*** TRECHO FORNECIDO ***
Com debates cada vez mais voltados à saúde mental em diferentes contextos sociais e culturais, acadêmicos do curso de Psicologia do Centro Universitário Fametro participaram, no último sábado (23), de uma visita técnica à Aldeia Cipiá, em Manaus. A atividade integrou a disciplina de Aspectos Psicossociais e Culturais da Amazônia e reuniu 181 estudantes em uma experiência de campo voltada à compreensão das realidades amazônicas.
A ação faz parte de um projeto implantado após a reformulação da matriz curricular do curso, realizada entre 2024 e 2025, com foco em fortalecer uma formação mais regionalizada e conectada às necessidades sociais da Amazônia.
Durante a visita, os acadêmicos tiveram contato direto com aspectos culturais, sociais e comunitários da região, ampliando o olhar sobre a atuação da Psicologia para além dos espaços tradicionais de atendimento clínico.
Segundo o coordenador do curso de Psicologia da Fametro, professor Wenderson, a proposta busca aproximar os estudantes das vivências amazônicas e estimular uma formação mais humanizada e social.
“A Psicologia já saiu daquele ambiente restrito de consultório. Hoje, o profissional precisa compreender diferentes contextos sociais e culturais. A proposta é fazer o aluno enxergar a Amazônia na prática, conhecer as comunidades, o contato com o rio, com a floresta e entender que a saúde mental também está presente nesses espaços”, destacou.
***
> _INSTRUÇÕES DO EXERCÍCIO_:
1: Reescreva em forma de lista o parágrafo do texto sobre a visita técnica que começa com "Com debates cada vez mais". Mantenha os fatos principais.
2: Escreva a continuação do texto sobre a visita técnica, começando logo depois da última frase apresentada.
*** DADOS FORNECIDOS ***
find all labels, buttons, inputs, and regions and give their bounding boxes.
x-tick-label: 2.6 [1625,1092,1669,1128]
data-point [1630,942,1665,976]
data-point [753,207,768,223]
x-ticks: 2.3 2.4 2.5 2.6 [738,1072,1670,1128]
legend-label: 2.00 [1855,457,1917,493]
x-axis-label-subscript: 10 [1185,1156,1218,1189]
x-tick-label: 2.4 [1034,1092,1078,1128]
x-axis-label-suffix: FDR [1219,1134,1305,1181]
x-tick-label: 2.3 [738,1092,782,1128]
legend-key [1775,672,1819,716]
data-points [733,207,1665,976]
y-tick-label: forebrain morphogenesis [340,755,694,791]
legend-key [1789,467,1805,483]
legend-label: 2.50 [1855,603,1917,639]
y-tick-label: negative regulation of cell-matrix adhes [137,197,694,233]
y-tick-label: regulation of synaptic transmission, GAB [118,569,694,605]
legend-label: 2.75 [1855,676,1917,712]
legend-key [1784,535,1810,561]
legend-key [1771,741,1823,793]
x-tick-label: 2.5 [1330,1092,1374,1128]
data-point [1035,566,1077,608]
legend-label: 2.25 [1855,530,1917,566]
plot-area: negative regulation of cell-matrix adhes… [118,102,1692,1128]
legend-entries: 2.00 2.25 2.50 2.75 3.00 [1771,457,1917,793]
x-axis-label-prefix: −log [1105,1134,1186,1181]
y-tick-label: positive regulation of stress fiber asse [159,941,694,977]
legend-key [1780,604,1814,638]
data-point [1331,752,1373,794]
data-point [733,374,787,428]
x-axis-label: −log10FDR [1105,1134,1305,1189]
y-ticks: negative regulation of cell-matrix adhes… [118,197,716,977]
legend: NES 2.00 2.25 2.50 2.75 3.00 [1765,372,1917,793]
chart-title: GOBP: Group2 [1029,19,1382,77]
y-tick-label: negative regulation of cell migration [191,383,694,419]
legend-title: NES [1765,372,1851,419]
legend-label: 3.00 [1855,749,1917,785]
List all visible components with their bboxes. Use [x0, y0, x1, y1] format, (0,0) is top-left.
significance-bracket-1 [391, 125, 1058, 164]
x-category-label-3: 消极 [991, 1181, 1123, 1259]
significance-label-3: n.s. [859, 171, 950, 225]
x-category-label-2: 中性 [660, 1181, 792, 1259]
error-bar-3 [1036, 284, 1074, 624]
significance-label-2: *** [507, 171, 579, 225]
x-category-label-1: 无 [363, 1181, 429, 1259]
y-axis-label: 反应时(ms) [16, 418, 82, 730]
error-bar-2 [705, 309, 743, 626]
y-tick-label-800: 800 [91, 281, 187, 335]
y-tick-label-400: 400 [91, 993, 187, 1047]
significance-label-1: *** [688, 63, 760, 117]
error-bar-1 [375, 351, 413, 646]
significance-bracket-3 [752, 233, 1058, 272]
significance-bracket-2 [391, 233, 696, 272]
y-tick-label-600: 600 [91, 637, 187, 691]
***
> _RESPOSTAS POR TAREFA_:
1:
- Acadêmicos de Psicologia do Centro Universitário Fametro fizeram uma visita técnica à Aldeia Cipiá, em Manaus, no sábado (23).
- A visita ocorreu em meio a debates cada vez mais voltados à saúde mental em diferentes contextos sociais e culturais.
- A atividade fez parte da disciplina de Aspectos Psicossociais e Culturais da Amazônia.
- Participaram 181 estudantes.
- O objetivo foi compreender as realidades amazônicas por meio de uma experiência de campo.

2:
De acordo com o coordenador, a Fametro desenvolve uma abordagem prática voltada às especificidades regionais dentro da formação em Psicologia.
“A formação precisa dialogar com a realidade amazônica. É importante que os futuros profissionais compreendam as vivências dos povos da floresta, comunidades ribeirinhas e diferentes contextos sociais presentes na nossa região”, afirmou.
A atividade, inicialmente vinculada aos alunos do primeiro período, foi ampliada para estudantes de outros períodos devido ao interesse crescente nas experiências de campo promovidas pelo curso.
Além da Aldeia Cipiá, o projeto prevê novas visitas técnicas nos próximos semestres em espaços históricos, culturais e comunitários da Amazônia, reforçando uma formação acadêmica conectada à realidade regional.
Para os estudantes, a experiência também proporcionou reflexões sobre o papel social da Psicologia e a importância da escuta e do cuidado em diferentes modos de vida presentes na Amazônia.